## Problem requirements
Could you transcribe the material below exactly, without leaving out a single line?

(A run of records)

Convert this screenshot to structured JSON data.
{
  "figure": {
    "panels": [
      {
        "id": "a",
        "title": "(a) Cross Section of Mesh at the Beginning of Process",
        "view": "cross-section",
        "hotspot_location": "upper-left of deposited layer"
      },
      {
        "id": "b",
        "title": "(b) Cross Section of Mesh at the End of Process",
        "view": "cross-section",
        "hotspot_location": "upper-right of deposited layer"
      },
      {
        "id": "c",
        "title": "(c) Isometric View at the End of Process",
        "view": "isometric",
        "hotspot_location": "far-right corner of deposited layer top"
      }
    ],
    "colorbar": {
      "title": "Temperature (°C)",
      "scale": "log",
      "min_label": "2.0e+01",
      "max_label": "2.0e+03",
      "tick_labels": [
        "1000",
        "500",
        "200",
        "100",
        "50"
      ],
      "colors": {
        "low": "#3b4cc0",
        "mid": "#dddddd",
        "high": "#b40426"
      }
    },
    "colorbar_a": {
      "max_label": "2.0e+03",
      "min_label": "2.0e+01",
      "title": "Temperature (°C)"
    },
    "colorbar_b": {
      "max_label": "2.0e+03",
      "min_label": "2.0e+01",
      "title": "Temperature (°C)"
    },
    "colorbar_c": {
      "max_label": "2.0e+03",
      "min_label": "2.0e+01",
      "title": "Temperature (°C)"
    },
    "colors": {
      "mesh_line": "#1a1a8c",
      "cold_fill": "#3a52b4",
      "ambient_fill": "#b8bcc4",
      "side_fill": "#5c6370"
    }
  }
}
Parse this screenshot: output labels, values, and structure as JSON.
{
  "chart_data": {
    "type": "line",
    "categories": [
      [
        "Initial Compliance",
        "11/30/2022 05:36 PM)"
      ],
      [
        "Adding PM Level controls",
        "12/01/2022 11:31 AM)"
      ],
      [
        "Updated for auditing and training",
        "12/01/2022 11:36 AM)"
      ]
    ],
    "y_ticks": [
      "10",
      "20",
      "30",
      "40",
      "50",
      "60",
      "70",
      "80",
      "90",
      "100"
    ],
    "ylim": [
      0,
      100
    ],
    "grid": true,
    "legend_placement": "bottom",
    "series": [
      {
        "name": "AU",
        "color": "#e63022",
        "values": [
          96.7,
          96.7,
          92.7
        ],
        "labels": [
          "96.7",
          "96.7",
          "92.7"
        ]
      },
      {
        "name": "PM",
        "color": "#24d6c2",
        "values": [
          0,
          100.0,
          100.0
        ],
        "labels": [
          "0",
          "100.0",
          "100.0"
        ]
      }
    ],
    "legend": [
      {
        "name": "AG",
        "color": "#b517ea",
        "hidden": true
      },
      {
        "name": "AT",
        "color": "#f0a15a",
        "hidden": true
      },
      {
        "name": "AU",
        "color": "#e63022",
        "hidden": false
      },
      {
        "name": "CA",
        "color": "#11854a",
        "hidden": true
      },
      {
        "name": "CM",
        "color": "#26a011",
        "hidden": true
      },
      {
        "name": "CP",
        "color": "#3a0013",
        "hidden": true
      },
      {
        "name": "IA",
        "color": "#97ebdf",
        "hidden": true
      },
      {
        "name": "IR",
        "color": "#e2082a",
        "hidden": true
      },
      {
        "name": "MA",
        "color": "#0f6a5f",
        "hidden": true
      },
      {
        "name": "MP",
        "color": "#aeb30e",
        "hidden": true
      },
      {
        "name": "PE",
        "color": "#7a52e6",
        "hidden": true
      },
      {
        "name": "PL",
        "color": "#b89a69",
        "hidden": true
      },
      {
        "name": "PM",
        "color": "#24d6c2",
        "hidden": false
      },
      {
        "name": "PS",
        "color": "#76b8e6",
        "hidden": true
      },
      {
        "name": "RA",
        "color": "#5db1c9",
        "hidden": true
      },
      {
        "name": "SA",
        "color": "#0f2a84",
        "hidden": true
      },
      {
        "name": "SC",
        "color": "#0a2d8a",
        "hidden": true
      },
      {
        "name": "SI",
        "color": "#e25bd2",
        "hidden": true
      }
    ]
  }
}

## Task output
Convert this screenshot to structured JSON data.
{
  "figure": {
    "panels": [
      {
        "id": "a",
        "title": "(a) Cross Section of Mesh at the Beginning of Process",
        "view": "cross-section",
        "hotspot_location": "upper-left of deposited layer"
      },
      {
        "id": "b",
        "title": "(b) Cross Section of Mesh at the End of Process",
        "view": "cross-section",
        "hotspot_location": "upper-right of deposited layer"
      },
      {
        "id": "c",
        "title": "(c) Isometric View at the End of Process",
        "view": "isometric",
        "hotspot_location": "far-right corner of deposited layer top"
      }
    ],
    "colorbar": {
      "title": "Temperature (°C)",
      "scale": "log",
      "min_label": "2.0e+01",
      "max_label": "2.0e+03",
      "tick_labels": [
        "1000",
        "500",
        "200",
        "100",
        "50"
      ],
      "colors": {
        "low": "#3b4cc0",
        "mid": "#dddddd",
        "high": "#b40426"
      }
    },
    "colorbar_a": {
      "max_label": "2.0e+03",
      "min_label": "2.0e+01",
      "title": "Temperature (°C)"
    },
    "colorbar_b": {
      "max_label": "2.0e+03",
      "min_label": "2.0e+01",
      "title": "Temperature (°C)"
    },
    "colorbar_c": {
      "max_label": "2.0e+03",
      "min_label": "2.0e+01",
      "title": "Temperature (°C)"
    },
    "colors": {
      "mesh_line": "#1a1a8c",
      "cold_fill": "#3a52b4",
      "ambient_fill": "#b8bcc4",
      "side_fill": "#5c6370"
    }
  }
}
Parse this screenshot: output labels, values, and structure as JSON.
{
  "chart_data": {
    "type": "line",
    "categories": [
      [
        "Initial Compliance",
        "11/30/2022 05:36 PM)"
      ],
      [
        "Adding PM Level controls",
        "12/01/2022 11:31 AM)"
      ],
      [
        "Updated for auditing and training",
        "12/01/2022 11:36 AM)"
      ]
    ],
    "y_ticks": [
      "10",
      "20",
      "30",
      "40",
      "50",
      "60",
      "70",
      "80",
      "90",
      "100"
    ],
    "ylim": [
      0,
      100
    ],
    "grid": true,
    "legend_placement": "bottom",
    "series": [
      {
        "name": "AU",
        "color": "#e63022",
        "values": [
          96.7,
          96.7,
          92.7
        ],
        "labels": [
          "96.7",
          "96.7",
          "92.7"
        ]
      },
      {
        "name": "PM",
        "color": "#24d6c2",
        "values": [
          0,
          100.0,
          100.0
        ],
        "labels": [
          "0",
          "100.0",
          "100.0"
        ]
      }
    ],
    "legend": [
      {
        "name": "AG",
        "color": "#b517ea",
        "hidden": true
      },
      {
        "name": "AT",
        "color": "#f0a15a",
        "hidden": true
      },
      {
        "name": "AU",
        "color": "#e63022",
        "hidden": false
      },
      {
        "name": "CA",
        "color": "#11854a",
        "hidden": true
      },
      {
        "name": "CM",
        "color": "#26a011",
        "hidden": true
      },
      {
        "name": "CP",
        "color": "#3a0013",
        "hidden": true
      },
      {
        "name": "IA",
        "color": "#97ebdf",
        "hidden": true
      },
      {
        "name": "IR",
        "color": "#e2082a",
        "hidden": true
      },
      {
        "name": "MA",
        "color": "#0f6a5f",
        "hidden": true
      },
      {
        "name": "MP",
        "color": "#aeb30e",
        "hidden": true
      },
      {
        "name": "PE",
        "color": "#7a52e6",
        "hidden": true
      },
      {
        "name": "PL",
        "color": "#b89a69",
        "hidden": true
      },
      {
        "name": "PM",
        "color": "#24d6c2",
        "hidden": false
      },
      {
        "name": "PS",
        "color": "#76b8e6",
        "hidden": true
      },
      {
        "name": "RA",
        "color": "#5db1c9",
        "hidden": true
      },
      {
        "name": "SA",
        "color": "#0f2a84",
        "hidden": true
      },
      {
        "name": "SC",
        "color": "#0a2d8a",
        "hidden": true
      },
      {
        "name": "SI",
        "color": "#e25bd2",
        "hidden": true
      }
    ]
  }
}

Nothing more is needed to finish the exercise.